Written task:
Print the items from the line with "series-line <box>11 343 865 413</box>" to the line with "legend-badge <box>873 330 959 346</box>" without any changes.

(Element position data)
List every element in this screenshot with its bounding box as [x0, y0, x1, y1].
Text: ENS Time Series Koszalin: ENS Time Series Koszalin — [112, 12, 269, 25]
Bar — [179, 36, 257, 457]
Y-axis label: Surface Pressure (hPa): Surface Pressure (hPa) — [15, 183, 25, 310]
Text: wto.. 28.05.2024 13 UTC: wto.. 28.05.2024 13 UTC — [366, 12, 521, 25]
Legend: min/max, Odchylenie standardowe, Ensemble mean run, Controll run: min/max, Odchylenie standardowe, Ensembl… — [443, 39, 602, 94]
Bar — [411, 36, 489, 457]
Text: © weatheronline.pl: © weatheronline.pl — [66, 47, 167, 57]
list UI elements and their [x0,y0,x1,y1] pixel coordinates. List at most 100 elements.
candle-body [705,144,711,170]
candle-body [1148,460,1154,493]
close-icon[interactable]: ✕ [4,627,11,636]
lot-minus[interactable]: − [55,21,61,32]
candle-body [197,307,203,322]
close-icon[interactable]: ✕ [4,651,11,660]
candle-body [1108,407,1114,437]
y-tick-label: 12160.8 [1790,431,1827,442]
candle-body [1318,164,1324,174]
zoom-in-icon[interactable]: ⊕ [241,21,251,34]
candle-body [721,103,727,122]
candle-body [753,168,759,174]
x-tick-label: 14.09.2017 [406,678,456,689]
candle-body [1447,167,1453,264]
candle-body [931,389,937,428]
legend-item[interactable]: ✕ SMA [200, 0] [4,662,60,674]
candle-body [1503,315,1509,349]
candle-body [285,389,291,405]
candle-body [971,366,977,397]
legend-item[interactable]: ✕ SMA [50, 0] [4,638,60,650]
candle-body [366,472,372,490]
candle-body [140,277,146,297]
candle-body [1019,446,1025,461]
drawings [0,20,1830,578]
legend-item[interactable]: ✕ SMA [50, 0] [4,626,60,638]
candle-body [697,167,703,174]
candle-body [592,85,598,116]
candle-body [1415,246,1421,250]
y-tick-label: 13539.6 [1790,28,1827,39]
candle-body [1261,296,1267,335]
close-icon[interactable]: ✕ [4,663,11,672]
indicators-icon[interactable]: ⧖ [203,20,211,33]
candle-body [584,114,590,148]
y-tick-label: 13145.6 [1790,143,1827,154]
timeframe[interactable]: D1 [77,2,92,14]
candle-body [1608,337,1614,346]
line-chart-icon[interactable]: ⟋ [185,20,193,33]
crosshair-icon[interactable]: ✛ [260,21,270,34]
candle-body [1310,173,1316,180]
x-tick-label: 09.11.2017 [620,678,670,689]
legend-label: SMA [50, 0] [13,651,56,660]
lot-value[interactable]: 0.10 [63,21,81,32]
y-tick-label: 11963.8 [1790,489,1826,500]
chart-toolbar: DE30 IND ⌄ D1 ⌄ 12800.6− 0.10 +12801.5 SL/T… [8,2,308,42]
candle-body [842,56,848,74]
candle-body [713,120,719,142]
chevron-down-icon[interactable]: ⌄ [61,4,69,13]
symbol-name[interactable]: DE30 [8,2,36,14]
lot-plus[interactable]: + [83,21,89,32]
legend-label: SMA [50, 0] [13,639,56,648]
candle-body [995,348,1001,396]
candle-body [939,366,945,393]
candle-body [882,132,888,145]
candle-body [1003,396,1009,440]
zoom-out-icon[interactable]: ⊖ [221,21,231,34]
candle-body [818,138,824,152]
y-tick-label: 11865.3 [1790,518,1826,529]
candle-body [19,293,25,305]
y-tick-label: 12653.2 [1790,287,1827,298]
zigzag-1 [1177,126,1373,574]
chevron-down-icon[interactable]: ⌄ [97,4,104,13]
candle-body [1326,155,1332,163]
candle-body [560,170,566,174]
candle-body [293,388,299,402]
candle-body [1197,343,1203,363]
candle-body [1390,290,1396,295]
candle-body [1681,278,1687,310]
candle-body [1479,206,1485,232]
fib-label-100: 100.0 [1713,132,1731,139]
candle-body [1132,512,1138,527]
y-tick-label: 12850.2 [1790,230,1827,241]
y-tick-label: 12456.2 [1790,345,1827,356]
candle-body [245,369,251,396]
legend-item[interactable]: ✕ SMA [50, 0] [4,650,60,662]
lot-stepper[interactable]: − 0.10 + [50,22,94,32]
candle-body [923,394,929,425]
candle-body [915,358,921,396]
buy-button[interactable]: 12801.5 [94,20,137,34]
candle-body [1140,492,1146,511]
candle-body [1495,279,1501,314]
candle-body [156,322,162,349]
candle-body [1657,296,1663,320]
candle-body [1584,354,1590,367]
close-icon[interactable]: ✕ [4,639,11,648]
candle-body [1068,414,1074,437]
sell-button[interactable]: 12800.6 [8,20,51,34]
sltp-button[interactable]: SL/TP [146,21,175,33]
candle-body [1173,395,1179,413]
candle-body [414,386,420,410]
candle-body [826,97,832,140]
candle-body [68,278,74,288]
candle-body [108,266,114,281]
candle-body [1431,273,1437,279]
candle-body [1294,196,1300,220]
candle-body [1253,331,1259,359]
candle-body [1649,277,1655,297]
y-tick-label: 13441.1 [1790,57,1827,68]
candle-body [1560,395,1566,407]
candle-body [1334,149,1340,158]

--

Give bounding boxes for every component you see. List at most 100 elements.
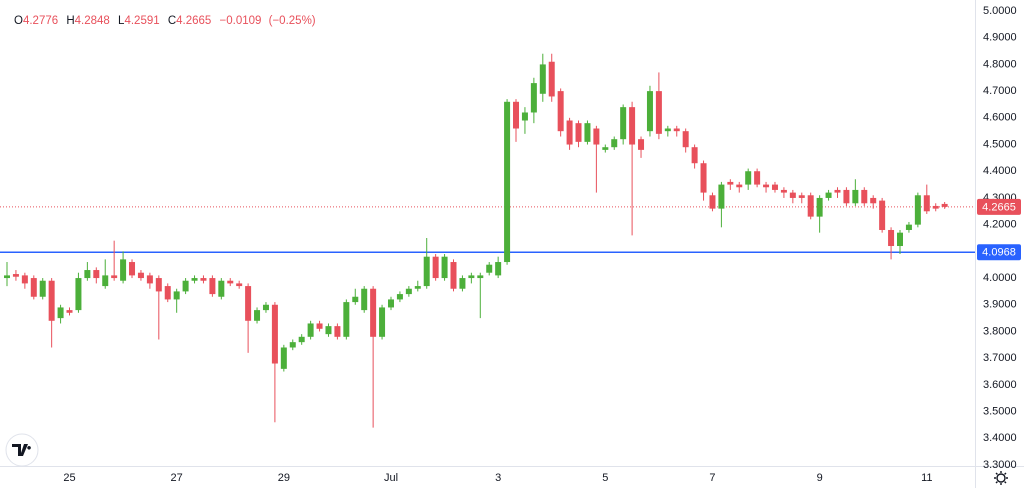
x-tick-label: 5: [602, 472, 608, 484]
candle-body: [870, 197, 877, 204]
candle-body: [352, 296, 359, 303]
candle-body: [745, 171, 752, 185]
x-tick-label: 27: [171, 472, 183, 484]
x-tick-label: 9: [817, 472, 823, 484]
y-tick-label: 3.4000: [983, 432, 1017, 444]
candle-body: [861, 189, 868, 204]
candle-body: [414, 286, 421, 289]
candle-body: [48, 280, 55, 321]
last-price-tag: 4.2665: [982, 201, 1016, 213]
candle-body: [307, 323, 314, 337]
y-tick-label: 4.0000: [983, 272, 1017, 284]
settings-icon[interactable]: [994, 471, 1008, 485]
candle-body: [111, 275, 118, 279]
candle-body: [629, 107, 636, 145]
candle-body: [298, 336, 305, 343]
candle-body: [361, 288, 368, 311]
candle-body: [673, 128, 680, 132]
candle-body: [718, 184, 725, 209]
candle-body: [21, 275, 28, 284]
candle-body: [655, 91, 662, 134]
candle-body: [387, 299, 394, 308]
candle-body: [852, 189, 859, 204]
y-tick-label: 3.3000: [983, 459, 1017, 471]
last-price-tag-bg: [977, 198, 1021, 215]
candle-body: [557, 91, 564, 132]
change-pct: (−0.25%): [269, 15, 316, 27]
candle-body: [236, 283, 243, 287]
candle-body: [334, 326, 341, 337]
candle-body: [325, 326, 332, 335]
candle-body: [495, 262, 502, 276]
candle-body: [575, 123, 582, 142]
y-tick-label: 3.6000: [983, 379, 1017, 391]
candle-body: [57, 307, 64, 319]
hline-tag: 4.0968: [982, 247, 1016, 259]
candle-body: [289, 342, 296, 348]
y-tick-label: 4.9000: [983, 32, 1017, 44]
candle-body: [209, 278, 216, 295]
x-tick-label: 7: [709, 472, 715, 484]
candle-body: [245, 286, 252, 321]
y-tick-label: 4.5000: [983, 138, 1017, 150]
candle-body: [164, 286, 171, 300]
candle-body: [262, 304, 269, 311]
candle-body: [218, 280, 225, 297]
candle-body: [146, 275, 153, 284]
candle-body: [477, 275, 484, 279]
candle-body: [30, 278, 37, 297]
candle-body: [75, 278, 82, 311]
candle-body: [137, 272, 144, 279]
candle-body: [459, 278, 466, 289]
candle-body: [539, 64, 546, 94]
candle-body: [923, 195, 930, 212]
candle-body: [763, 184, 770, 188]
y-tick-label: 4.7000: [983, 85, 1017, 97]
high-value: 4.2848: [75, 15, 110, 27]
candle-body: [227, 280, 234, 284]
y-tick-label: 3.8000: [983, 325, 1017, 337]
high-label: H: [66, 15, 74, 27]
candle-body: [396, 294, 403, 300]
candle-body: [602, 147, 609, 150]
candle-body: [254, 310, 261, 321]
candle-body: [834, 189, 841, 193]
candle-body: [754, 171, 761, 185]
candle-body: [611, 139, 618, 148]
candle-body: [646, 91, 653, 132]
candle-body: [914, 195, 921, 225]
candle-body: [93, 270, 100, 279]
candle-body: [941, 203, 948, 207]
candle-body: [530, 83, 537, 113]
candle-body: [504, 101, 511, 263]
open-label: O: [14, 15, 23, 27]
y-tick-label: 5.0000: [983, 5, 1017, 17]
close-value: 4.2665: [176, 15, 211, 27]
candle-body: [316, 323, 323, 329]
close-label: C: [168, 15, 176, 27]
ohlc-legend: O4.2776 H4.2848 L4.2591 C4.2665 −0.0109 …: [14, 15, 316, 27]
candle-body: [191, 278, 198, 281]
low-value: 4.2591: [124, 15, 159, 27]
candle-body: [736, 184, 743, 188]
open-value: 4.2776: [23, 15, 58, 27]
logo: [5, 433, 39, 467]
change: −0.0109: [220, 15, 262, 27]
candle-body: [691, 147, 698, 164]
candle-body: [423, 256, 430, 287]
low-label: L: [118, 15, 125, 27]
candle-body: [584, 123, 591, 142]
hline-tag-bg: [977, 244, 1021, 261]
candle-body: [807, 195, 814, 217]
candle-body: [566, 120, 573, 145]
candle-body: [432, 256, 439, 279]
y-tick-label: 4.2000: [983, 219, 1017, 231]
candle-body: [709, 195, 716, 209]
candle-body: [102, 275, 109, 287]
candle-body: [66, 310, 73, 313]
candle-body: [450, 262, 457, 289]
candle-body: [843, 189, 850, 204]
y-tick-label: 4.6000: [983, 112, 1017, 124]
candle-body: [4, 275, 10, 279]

==

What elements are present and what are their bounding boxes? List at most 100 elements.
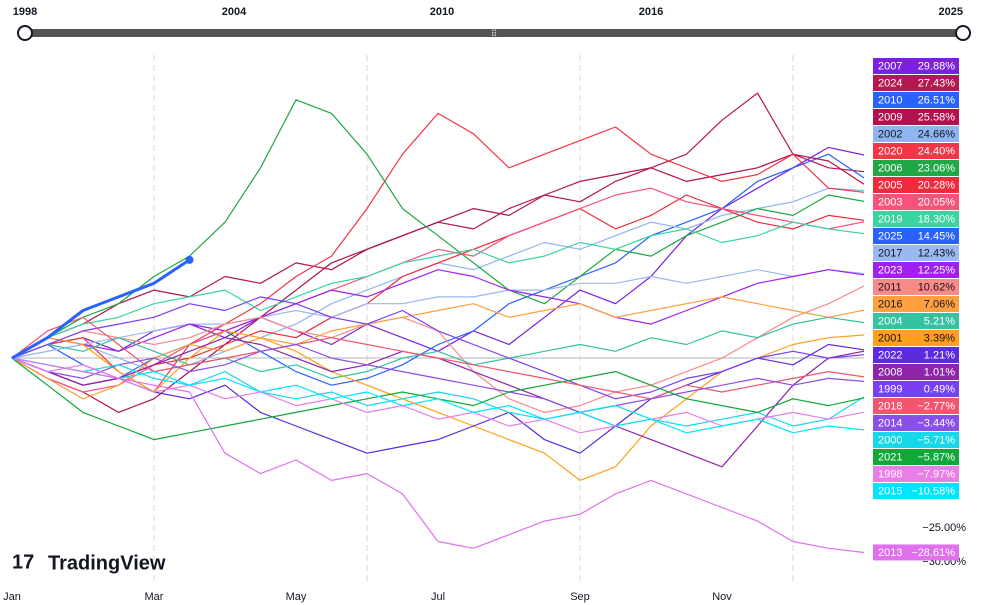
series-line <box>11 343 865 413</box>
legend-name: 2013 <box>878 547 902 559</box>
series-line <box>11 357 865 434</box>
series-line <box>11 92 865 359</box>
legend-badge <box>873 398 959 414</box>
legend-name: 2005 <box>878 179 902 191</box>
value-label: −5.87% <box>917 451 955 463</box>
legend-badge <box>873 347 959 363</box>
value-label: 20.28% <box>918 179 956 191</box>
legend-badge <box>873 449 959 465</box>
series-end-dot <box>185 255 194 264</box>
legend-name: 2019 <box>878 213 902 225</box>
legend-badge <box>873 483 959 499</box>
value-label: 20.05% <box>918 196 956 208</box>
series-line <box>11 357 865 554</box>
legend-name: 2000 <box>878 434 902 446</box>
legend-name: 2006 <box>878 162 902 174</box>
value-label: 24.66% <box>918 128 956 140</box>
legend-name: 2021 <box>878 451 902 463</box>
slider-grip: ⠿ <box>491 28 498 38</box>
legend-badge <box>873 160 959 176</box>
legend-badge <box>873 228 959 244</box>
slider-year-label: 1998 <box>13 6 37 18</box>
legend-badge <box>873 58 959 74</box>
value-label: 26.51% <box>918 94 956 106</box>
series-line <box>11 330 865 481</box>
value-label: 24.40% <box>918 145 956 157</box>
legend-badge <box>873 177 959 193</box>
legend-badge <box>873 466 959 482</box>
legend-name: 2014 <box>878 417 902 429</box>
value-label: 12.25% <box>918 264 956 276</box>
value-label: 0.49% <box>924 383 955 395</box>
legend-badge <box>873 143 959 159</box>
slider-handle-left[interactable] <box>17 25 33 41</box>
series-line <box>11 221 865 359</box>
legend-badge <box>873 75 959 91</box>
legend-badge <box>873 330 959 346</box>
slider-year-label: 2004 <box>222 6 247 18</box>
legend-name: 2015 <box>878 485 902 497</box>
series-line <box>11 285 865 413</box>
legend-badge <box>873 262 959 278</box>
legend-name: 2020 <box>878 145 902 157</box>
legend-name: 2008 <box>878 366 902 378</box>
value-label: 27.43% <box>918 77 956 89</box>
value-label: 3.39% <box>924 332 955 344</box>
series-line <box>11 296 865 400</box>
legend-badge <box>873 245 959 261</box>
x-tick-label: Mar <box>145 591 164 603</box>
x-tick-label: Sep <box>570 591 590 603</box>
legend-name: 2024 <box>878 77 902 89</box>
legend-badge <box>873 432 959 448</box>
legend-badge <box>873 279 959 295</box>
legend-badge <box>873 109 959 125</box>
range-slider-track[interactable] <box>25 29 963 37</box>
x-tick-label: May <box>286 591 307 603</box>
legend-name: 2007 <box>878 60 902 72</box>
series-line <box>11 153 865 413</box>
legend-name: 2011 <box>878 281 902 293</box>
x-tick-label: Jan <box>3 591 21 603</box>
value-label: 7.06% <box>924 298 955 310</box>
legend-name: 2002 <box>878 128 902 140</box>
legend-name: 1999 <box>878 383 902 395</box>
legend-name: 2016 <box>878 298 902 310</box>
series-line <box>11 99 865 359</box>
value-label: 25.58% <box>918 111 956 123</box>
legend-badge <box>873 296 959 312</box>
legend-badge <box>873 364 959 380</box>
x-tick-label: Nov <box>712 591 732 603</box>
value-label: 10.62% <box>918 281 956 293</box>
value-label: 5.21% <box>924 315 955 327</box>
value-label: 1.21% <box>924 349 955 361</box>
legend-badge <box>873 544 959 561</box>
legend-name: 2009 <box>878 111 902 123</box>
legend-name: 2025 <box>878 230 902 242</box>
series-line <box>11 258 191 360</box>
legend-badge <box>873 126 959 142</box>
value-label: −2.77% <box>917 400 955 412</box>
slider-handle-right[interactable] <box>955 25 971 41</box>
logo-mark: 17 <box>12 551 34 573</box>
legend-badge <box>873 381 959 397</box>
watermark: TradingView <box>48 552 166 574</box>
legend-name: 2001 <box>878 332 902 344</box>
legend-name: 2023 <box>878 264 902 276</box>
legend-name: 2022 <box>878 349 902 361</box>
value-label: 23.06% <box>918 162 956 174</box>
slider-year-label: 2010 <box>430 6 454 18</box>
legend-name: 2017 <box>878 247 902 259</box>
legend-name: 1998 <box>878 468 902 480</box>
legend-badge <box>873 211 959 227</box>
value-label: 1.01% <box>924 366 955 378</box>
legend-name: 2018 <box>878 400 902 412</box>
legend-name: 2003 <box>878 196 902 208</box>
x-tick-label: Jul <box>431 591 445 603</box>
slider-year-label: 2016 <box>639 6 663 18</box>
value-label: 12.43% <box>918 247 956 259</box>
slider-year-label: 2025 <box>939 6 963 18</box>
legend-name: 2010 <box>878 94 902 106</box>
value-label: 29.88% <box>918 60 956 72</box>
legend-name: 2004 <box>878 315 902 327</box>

Complete response:
series-line <box>11 343 865 413</box>
legend-name: 2013 <box>878 547 902 559</box>
series-line <box>11 357 865 434</box>
series-line <box>11 92 865 359</box>
legend-badge <box>873 398 959 414</box>
legend-name: 2005 <box>878 179 902 191</box>
value-label: −5.87% <box>917 451 955 463</box>
legend-badge <box>873 347 959 363</box>
value-label: 20.28% <box>918 179 956 191</box>
legend-badge <box>873 449 959 465</box>
series-end-dot <box>185 255 194 264</box>
legend-name: 2019 <box>878 213 902 225</box>
legend-badge <box>873 483 959 499</box>
value-label: 20.05% <box>918 196 956 208</box>
series-line <box>11 357 865 554</box>
legend-name: 2000 <box>878 434 902 446</box>
legend-name: 2006 <box>878 162 902 174</box>
value-label: 24.66% <box>918 128 956 140</box>
legend-name: 2021 <box>878 451 902 463</box>
slider-grip: ⠿ <box>491 28 498 38</box>
legend-badge <box>873 160 959 176</box>
legend-badge <box>873 228 959 244</box>
slider-year-label: 1998 <box>13 6 37 18</box>
legend-badge <box>873 58 959 74</box>
value-label: 26.51% <box>918 94 956 106</box>
series-line <box>11 330 865 481</box>
value-label: 24.40% <box>918 145 956 157</box>
legend-badge <box>873 177 959 193</box>
legend-badge <box>873 466 959 482</box>
legend-name: 2014 <box>878 417 902 429</box>
value-label: 12.25% <box>918 264 956 276</box>
value-label: 0.49% <box>924 383 955 395</box>
legend-badge <box>873 143 959 159</box>
slider-handle-left[interactable] <box>17 25 33 41</box>
series-line <box>11 221 865 359</box>
legend-badge <box>873 75 959 91</box>
legend-badge <box>873 330 959 346</box>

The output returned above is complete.